> EXERCISE REQUIREMENTS: Scan the entries and tally the lines that include the string "where". Reply with the figure alone.

[BEGIN]

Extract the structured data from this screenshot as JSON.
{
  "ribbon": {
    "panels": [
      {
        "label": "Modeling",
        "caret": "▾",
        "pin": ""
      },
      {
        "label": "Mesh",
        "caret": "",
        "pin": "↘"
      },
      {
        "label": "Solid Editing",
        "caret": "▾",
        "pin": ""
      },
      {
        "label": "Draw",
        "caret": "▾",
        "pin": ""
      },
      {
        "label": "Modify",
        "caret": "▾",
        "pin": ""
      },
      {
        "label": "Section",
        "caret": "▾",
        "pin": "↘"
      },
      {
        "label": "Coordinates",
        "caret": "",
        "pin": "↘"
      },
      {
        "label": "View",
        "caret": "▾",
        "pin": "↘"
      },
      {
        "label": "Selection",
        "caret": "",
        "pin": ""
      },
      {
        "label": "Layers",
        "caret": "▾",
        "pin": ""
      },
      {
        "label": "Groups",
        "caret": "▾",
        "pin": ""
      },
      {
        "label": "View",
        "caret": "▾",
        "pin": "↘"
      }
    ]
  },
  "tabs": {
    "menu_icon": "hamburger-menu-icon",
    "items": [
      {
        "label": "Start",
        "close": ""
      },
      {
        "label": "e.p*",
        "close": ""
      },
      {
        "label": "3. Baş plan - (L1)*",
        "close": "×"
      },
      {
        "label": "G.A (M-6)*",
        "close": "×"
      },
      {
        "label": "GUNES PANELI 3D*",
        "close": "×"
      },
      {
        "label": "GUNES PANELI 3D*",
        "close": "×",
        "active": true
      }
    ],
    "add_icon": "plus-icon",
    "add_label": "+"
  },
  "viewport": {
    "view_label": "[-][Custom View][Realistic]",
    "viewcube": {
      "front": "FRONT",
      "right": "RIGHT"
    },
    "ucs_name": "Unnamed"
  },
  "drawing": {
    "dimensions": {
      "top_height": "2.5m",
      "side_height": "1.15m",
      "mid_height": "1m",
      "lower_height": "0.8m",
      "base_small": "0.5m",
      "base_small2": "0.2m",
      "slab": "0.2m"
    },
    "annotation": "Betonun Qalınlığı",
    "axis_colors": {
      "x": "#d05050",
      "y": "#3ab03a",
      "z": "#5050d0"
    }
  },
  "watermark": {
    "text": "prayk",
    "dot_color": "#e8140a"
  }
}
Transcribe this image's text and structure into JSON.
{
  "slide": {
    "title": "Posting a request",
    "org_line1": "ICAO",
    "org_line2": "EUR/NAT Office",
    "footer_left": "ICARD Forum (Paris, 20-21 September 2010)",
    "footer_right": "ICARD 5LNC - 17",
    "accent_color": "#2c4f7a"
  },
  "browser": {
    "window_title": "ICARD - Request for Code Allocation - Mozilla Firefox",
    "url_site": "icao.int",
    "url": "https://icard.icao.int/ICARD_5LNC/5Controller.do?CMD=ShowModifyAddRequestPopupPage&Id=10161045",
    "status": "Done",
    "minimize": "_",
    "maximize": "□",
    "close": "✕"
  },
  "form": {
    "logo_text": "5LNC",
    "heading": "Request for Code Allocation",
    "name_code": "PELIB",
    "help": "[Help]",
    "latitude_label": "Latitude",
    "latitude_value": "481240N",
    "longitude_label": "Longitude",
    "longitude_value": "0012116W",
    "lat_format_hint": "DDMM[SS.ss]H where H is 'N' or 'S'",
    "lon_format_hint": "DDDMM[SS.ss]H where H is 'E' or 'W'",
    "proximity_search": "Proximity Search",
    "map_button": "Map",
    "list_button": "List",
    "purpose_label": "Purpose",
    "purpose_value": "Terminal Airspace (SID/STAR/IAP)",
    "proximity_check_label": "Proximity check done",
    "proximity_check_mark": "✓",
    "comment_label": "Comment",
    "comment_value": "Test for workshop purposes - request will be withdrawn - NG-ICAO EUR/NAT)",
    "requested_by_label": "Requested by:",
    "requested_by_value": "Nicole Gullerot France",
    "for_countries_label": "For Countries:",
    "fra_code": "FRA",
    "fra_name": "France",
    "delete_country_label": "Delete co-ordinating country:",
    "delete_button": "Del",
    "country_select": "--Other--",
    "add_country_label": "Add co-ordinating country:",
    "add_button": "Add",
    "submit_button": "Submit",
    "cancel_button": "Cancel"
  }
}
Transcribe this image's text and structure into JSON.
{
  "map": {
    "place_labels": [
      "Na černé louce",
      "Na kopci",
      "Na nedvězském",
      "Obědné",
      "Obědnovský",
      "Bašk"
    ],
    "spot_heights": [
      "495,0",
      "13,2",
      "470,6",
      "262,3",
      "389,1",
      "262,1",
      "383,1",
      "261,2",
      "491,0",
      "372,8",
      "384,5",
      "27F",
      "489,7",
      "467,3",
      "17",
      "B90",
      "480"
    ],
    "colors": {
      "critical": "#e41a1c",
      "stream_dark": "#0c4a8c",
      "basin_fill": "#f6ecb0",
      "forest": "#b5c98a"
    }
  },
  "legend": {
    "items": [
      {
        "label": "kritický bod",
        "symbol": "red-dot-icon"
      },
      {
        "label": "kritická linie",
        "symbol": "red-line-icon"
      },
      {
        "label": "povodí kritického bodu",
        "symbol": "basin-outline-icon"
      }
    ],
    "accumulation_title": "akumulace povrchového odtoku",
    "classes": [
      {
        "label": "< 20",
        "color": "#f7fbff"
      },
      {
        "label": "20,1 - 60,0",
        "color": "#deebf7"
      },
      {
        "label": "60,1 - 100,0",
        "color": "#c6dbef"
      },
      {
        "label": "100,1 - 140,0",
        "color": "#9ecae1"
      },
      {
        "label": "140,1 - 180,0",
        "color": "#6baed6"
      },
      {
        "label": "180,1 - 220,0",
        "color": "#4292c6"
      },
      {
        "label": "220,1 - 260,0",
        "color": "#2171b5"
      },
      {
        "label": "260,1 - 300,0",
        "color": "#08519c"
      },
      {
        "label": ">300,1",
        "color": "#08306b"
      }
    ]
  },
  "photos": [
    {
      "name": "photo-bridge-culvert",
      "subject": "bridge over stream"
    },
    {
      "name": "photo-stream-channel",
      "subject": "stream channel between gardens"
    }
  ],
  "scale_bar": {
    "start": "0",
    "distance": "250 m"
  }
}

[END]

> CORRECT OUTPUT: 2